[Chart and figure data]
--------------------------------------------------

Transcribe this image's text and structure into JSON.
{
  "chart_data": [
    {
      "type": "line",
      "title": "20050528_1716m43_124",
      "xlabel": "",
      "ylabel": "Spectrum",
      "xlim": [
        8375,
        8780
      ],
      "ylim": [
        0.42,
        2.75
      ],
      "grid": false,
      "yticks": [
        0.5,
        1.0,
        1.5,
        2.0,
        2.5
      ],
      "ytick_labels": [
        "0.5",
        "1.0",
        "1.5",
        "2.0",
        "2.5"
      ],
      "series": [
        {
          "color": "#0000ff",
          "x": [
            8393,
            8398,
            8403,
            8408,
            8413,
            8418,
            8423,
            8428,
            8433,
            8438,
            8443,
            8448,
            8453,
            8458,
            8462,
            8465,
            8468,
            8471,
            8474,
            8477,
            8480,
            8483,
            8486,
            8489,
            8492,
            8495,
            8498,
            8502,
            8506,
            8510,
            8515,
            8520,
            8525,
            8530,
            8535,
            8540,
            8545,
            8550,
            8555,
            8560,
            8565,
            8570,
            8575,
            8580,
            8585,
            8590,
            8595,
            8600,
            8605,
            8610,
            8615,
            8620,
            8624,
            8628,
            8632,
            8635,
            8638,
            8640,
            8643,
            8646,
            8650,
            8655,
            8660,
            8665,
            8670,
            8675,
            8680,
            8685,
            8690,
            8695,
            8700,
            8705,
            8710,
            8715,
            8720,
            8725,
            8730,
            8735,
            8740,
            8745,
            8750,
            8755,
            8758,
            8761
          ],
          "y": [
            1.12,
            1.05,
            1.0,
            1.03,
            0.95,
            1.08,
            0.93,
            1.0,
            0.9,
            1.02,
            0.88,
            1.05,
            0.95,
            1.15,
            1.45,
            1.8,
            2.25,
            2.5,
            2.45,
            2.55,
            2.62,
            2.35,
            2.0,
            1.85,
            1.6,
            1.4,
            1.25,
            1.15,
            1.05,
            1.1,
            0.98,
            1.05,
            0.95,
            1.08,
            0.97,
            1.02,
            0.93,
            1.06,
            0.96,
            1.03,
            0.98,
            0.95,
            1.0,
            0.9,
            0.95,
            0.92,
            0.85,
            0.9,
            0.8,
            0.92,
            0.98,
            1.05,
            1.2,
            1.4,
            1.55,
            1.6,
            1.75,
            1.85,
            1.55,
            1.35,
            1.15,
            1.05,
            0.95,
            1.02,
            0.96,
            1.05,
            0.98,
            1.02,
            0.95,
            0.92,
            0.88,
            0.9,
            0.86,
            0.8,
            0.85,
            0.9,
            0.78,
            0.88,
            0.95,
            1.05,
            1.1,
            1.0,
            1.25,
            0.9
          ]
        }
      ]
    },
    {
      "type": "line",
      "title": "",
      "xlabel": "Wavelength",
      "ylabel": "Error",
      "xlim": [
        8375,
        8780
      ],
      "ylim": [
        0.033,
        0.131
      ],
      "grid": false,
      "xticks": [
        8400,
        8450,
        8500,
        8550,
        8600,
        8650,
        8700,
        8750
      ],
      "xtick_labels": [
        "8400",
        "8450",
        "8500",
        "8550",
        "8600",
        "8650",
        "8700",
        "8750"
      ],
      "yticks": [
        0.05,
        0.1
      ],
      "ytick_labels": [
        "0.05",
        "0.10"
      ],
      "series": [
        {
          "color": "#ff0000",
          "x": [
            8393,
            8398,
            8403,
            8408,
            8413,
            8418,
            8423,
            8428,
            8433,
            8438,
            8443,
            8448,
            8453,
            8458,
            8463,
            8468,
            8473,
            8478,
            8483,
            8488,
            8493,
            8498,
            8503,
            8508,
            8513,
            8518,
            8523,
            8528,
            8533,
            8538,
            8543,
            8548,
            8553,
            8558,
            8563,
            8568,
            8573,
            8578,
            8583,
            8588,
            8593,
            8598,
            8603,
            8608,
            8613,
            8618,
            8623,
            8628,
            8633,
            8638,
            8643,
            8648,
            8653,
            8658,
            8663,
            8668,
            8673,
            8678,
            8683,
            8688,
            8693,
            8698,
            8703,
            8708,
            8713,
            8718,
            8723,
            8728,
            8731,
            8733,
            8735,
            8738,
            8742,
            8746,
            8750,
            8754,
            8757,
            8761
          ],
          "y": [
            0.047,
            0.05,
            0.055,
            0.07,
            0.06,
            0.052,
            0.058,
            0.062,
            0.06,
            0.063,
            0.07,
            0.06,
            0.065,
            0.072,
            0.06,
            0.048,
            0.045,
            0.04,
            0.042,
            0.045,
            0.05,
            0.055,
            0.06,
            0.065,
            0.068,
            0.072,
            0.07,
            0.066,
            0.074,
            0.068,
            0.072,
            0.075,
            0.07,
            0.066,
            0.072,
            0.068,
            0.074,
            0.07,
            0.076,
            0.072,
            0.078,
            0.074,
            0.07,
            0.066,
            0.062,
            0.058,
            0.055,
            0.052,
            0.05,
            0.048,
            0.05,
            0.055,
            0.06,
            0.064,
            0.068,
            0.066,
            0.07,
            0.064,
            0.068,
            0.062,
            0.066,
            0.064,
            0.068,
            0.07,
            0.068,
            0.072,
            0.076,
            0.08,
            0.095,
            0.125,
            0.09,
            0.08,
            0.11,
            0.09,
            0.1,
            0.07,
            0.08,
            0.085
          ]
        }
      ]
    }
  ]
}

--------------------------------------------------

■ **WORK INSTRUCTIONS**: Copy out all of the records above with nothing altered.

■ **RESULT OF THIS EXERCISE**:
Transcribe this image's text and structure into JSON.
{
  "chart_data": [
    {
      "type": "line",
      "title": "20050528_1716m43_124",
      "xlabel": "",
      "ylabel": "Spectrum",
      "xlim": [
        8375,
        8780
      ],
      "ylim": [
        0.42,
        2.75
      ],
      "grid": false,
      "yticks": [
        0.5,
        1.0,
        1.5,
        2.0,
        2.5
      ],
      "ytick_labels": [
        "0.5",
        "1.0",
        "1.5",
        "2.0",
        "2.5"
      ],
      "series": [
        {
          "color": "#0000ff",
          "x": [
            8393,
            8398,
            8403,
            8408,
            8413,
            8418,
            8423,
            8428,
            8433,
            8438,
            8443,
            8448,
            8453,
            8458,
            8462,
            8465,
            8468,
            8471,
            8474,
            8477,
            8480,
            8483,
            8486,
            8489,
            8492,
            8495,
            8498,
            8502,
            8506,
            8510,
            8515,
            8520,
            8525,
            8530,
            8535,
            8540,
            8545,
            8550,
            8555,
            8560,
            8565,
            8570,
            8575,
            8580,
            8585,
            8590,
            8595,
            8600,
            8605,
            8610,
            8615,
            8620,
            8624,
            8628,
            8632,
            8635,
            8638,
            8640,
            8643,
            8646,
            8650,
            8655,
            8660,
            8665,
            8670,
            8675,
            8680,
            8685,
            8690,
            8695,
            8700,
            8705,
            8710,
            8715,
            8720,
            8725,
            8730,
            8735,
            8740,
            8745,
            8750,
            8755,
            8758,
            8761
          ],
          "y": [
            1.12,
            1.05,
            1.0,
            1.03,
            0.95,
            1.08,
            0.93,
            1.0,
            0.9,
            1.02,
            0.88,
            1.05,
            0.95,
            1.15,
            1.45,
            1.8,
            2.25,
            2.5,
            2.45,
            2.55,
            2.62,
            2.35,
            2.0,
            1.85,
            1.6,
            1.4,
            1.25,
            1.15,
            1.05,
            1.1,
            0.98,
            1.05,
            0.95,
            1.08,
            0.97,
            1.02,
            0.93,
            1.06,
            0.96,
            1.03,
            0.98,
            0.95,
            1.0,
            0.9,
            0.95,
            0.92,
            0.85,
            0.9,
            0.8,
            0.92,
            0.98,
            1.05,
            1.2,
            1.4,
            1.55,
            1.6,
            1.75,
            1.85,
            1.55,
            1.35,
            1.15,
            1.05,
            0.95,
            1.02,
            0.96,
            1.05,
            0.98,
            1.02,
            0.95,
            0.92,
            0.88,
            0.9,
            0.86,
            0.8,
            0.85,
            0.9,
            0.78,
            0.88,
            0.95,
            1.05,
            1.1,
            1.0,
            1.25,
            0.9
          ]
        }
      ]
    },
    {
      "type": "line",
      "title": "",
      "xlabel": "Wavelength",
      "ylabel": "Error",
      "xlim": [
        8375,
        8780
      ],
      "ylim": [
        0.033,
        0.131
      ],
      "grid": false,
      "xticks": [
        8400,
        8450,
        8500,
        8550,
        8600,
        8650,
        8700,
        8750
      ],
      "xtick_labels": [
        "8400",
        "8450",
        "8500",
        "8550",
        "8600",
        "8650",
        "8700",
        "8750"
      ],
      "yticks": [
        0.05,
        0.1
      ],
      "ytick_labels": [
        "0.05",
        "0.10"
      ],
      "series": [
        {
          "color": "#ff0000",
          "x": [
            8393,
            8398,
            8403,
            8408,
            8413,
            8418,
            8423,
            8428,
            8433,
            8438,
            8443,
            8448,
            8453,
            8458,
            8463,
            8468,
            8473,
            8478,
            8483,
            8488,
            8493,
            8498,
            8503,
            8508,
            8513,
            8518,
            8523,
            8528,
            8533,
            8538,
            8543,
            8548,
            8553,
            8558,
            8563,
            8568,
            8573,
            8578,
            8583,
            8588,
            8593,
            8598,
            8603,
            8608,
            8613,
            8618,
            8623,
            8628,
            8633,
            8638,
            8643,
            8648,
            8653,
            8658,
            8663,
            8668,
            8673,
            8678,
            8683,
            8688,
            8693,
            8698,
            8703,
            8708,
            8713,
            8718,
            8723,
            8728,
            8731,
            8733,
            8735,
            8738,
            8742,
            8746,
            8750,
            8754,
            8757,
            8761
          ],
          "y": [
            0.047,
            0.05,
            0.055,
            0.07,
            0.06,
            0.052,
            0.058,
            0.062,
            0.06,
            0.063,
            0.07,
            0.06,
            0.065,
            0.072,
            0.06,
            0.048,
            0.045,
            0.04,
            0.042,
            0.045,
            0.05,
            0.055,
            0.06,
            0.065,
            0.068,
            0.072,
            0.07,
            0.066,
            0.074,
            0.068,
            0.072,
            0.075,
            0.07,
            0.066,
            0.072,
            0.068,
            0.074,
            0.07,
            0.076,
            0.072,
            0.078,
            0.074,
            0.07,
            0.066,
            0.062,
            0.058,
            0.055,
            0.052,
            0.05,
            0.048,
            0.05,
            0.055,
            0.06,
            0.064,
            0.068,
            0.066,
            0.07,
            0.064,
            0.068,
            0.062,
            0.066,
            0.064,
            0.068,
            0.07,
            0.068,
            0.072,
            0.076,
            0.08,
            0.095,
            0.125,
            0.09,
            0.08,
            0.11,
            0.09,
            0.1,
            0.07,
            0.08,
            0.085
          ]
        }
      ]
    }
  ]
}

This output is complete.